** START Material shown **

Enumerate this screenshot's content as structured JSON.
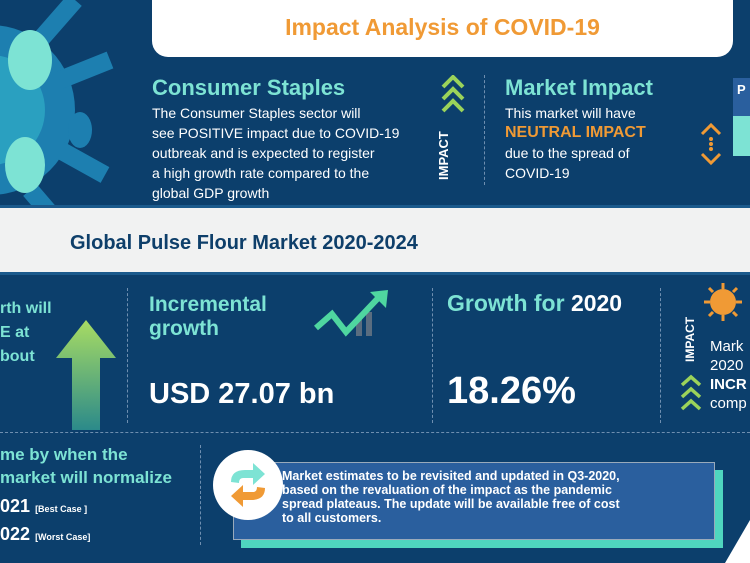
{
  "header": {
    "title": "Impact Analysis of COVID-19"
  },
  "consumer": {
    "title": "Consumer Staples",
    "lines": [
      "The Consumer Staples sector will",
      "see POSITIVE impact due to COVID-19",
      "outbreak and is expected to register",
      "a high growth rate compared to the",
      "global GDP growth"
    ],
    "impact_label": "IMPACT"
  },
  "market_impact": {
    "title": "Market Impact",
    "line1": "This market will have",
    "highlight": "NEUTRAL IMPACT",
    "line2": "due to the spread of",
    "line3": "COVID-19",
    "right_box_label": "P"
  },
  "band": {
    "title": "Global Pulse Flour Market 2020-2024"
  },
  "left_col": {
    "lines": [
      "rth will",
      "E at",
      "bout"
    ]
  },
  "incremental": {
    "title_1": "Incremental",
    "title_2": "growth",
    "value": "USD 27.07 bn"
  },
  "growth": {
    "title": "Growth for",
    "year": "2020",
    "value": "18.26%"
  },
  "right_col": {
    "impact_label": "IMPACT",
    "l1": "Mark",
    "l2": "2020",
    "l3": "INCR",
    "l4": "comp"
  },
  "normalize": {
    "l1": "me by when the",
    "l2": "market will normalize",
    "best_year": "021",
    "best_label": "[Best Case ]",
    "worst_year": "022",
    "worst_label": "[Worst Case]"
  },
  "note": {
    "lines": [
      "Market estimates to be revisited and updated in Q3-2020,",
      "based on the revaluation of the impact as the pandemic",
      "spread plateaus. The update will be available free of cost",
      "to all customers."
    ]
  },
  "colors": {
    "navy": "#0c3f6c",
    "teal": "#7de3d4",
    "orange": "#f09a35",
    "green": "#9bd35a"
  }
}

** END Material shown **

**Directive**
Show, from the material above, each line that includes the string "spread".

**Worked answer**
    "line2": "due to the spread of",
      "spread plateaus. The update will be available free of cost",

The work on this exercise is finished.